Extracted data entries:

═══

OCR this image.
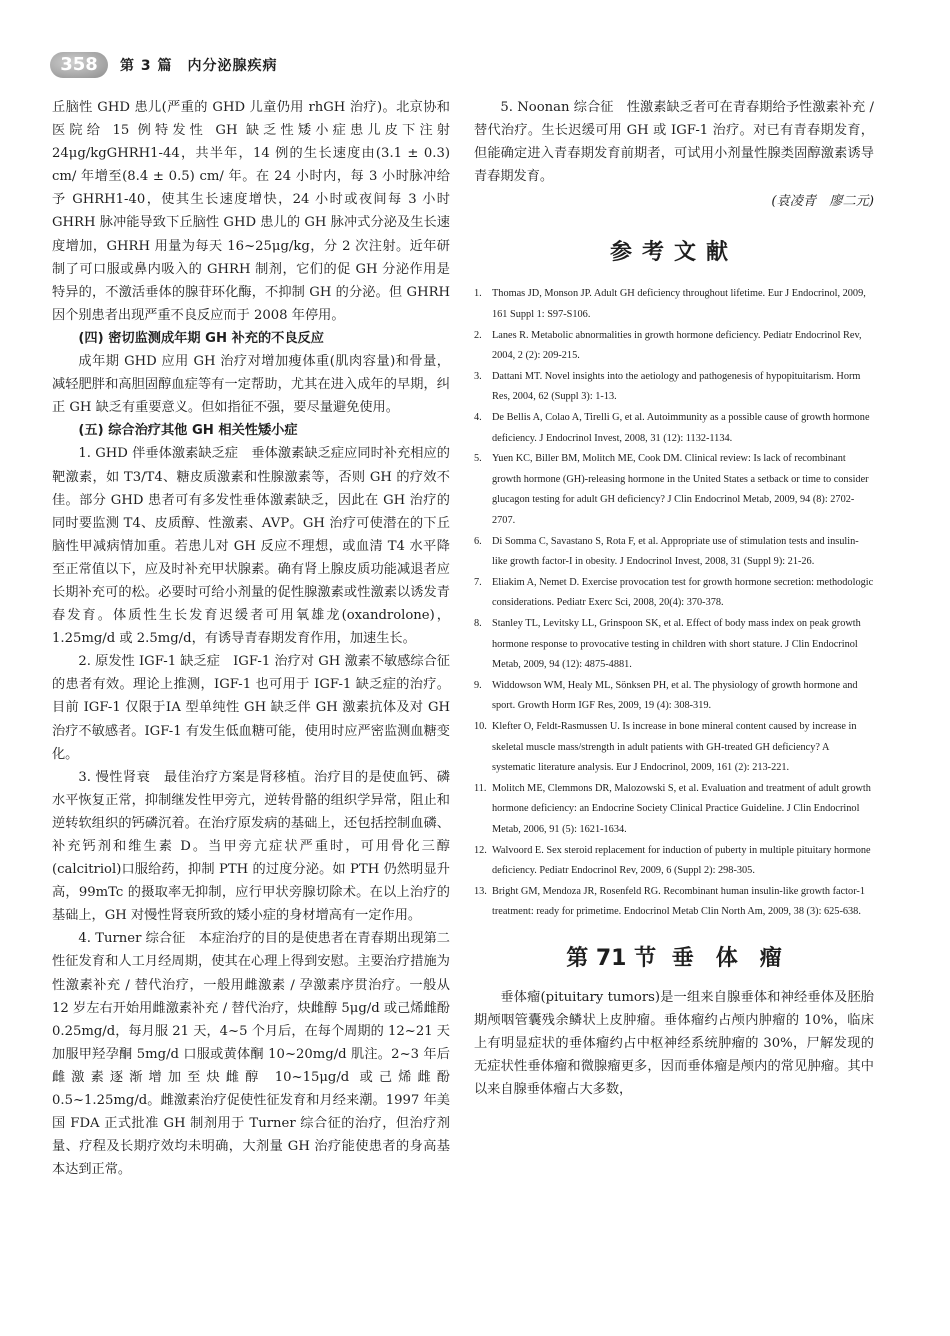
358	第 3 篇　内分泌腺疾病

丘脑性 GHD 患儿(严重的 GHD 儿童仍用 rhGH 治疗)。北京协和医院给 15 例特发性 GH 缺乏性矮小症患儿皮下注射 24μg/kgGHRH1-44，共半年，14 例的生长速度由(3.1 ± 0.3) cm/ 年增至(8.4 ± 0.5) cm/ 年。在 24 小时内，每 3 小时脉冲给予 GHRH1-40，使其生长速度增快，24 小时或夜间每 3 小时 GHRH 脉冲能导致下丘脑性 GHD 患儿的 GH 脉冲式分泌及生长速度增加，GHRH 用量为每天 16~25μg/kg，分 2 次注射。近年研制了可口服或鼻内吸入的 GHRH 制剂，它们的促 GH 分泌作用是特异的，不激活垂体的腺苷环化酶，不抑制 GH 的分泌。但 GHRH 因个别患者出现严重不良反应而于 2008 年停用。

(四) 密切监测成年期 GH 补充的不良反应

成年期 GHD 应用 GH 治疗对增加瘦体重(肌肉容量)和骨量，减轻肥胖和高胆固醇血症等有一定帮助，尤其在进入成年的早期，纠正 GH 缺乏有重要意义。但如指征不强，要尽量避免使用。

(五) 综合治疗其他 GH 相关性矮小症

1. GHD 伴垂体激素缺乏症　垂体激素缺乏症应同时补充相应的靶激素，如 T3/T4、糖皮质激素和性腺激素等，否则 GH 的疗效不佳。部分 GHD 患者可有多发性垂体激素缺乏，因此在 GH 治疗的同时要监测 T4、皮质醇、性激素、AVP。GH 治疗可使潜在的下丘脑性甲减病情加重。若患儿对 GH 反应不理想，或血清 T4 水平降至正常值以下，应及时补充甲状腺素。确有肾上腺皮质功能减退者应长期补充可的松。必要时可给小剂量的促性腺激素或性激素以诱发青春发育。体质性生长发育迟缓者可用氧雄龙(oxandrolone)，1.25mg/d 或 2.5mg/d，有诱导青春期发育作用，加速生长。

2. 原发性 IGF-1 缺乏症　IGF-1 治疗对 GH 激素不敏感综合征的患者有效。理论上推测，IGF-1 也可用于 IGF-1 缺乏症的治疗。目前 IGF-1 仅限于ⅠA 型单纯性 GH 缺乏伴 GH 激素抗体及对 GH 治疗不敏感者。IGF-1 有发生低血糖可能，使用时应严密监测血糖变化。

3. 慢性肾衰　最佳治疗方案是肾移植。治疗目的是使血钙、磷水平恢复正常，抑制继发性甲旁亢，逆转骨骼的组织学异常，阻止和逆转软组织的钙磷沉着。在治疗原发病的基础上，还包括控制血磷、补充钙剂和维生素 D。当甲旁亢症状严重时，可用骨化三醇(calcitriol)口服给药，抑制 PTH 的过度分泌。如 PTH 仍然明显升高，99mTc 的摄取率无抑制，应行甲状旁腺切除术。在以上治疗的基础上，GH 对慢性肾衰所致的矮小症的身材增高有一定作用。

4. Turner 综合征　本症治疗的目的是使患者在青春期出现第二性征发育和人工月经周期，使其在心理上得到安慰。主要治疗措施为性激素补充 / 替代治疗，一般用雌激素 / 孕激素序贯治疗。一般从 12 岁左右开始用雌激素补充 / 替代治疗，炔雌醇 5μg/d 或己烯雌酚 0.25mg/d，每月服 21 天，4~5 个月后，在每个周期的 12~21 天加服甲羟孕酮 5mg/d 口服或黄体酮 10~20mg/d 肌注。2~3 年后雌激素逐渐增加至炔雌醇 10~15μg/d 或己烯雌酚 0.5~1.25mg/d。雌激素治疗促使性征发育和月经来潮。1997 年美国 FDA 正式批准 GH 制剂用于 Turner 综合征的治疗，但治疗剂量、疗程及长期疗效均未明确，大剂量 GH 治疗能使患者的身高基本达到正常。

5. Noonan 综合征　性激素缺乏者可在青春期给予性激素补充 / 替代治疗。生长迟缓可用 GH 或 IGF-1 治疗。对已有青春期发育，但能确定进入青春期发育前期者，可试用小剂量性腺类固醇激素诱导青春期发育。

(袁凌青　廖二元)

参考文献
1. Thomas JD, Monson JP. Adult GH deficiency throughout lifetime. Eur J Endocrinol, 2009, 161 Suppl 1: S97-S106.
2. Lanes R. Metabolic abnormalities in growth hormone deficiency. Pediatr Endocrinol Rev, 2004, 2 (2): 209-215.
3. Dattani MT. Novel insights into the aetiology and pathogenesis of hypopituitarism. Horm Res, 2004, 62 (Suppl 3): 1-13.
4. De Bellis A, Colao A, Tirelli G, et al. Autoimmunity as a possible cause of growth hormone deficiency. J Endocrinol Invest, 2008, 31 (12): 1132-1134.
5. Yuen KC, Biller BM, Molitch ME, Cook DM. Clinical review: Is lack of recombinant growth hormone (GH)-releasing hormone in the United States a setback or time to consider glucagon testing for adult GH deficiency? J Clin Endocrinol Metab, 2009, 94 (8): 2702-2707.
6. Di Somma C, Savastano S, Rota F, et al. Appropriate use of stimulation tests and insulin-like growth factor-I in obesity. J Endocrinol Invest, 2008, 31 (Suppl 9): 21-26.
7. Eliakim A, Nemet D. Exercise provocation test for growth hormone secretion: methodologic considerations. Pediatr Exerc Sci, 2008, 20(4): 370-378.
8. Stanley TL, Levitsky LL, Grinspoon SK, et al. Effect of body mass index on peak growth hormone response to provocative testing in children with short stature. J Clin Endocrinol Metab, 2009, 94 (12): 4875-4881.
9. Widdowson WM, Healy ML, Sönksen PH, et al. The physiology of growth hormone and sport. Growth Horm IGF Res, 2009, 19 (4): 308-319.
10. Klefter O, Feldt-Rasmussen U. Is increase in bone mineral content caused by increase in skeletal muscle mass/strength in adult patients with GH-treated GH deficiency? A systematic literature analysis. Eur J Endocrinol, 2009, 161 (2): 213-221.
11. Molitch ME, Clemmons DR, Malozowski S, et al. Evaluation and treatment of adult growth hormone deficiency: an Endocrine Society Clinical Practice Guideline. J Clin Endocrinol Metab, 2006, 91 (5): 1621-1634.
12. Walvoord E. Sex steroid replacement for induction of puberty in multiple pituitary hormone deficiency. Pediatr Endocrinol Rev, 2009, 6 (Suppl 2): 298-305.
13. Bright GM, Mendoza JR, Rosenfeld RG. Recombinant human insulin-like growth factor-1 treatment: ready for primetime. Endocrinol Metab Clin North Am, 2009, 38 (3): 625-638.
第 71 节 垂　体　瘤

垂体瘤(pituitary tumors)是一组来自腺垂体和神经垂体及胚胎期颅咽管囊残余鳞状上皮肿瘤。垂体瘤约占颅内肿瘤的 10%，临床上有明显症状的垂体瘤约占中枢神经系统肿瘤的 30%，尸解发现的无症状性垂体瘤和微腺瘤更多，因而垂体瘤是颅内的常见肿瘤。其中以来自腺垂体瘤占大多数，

═══

* **WHAT THE TASK REQUIRES**: Lines with the word "factor" in them should be copied from the preceding records.

* **SOLUTION TO THIS EXERCISE**:
6. Di Somma C, Savastano S, Rota F, et al. Appropriate use of stimulation tests and insulin-like growth factor-I in obesity. J Endocrinol Invest, 2008, 31 (Suppl 9): 21-26.
13. Bright GM, Mendoza JR, Rosenfeld RG. Recombinant human insulin-like growth factor-1 treatment: ready for primetime. Endocrinol Metab Clin North Am, 2009, 38 (3): 625-638.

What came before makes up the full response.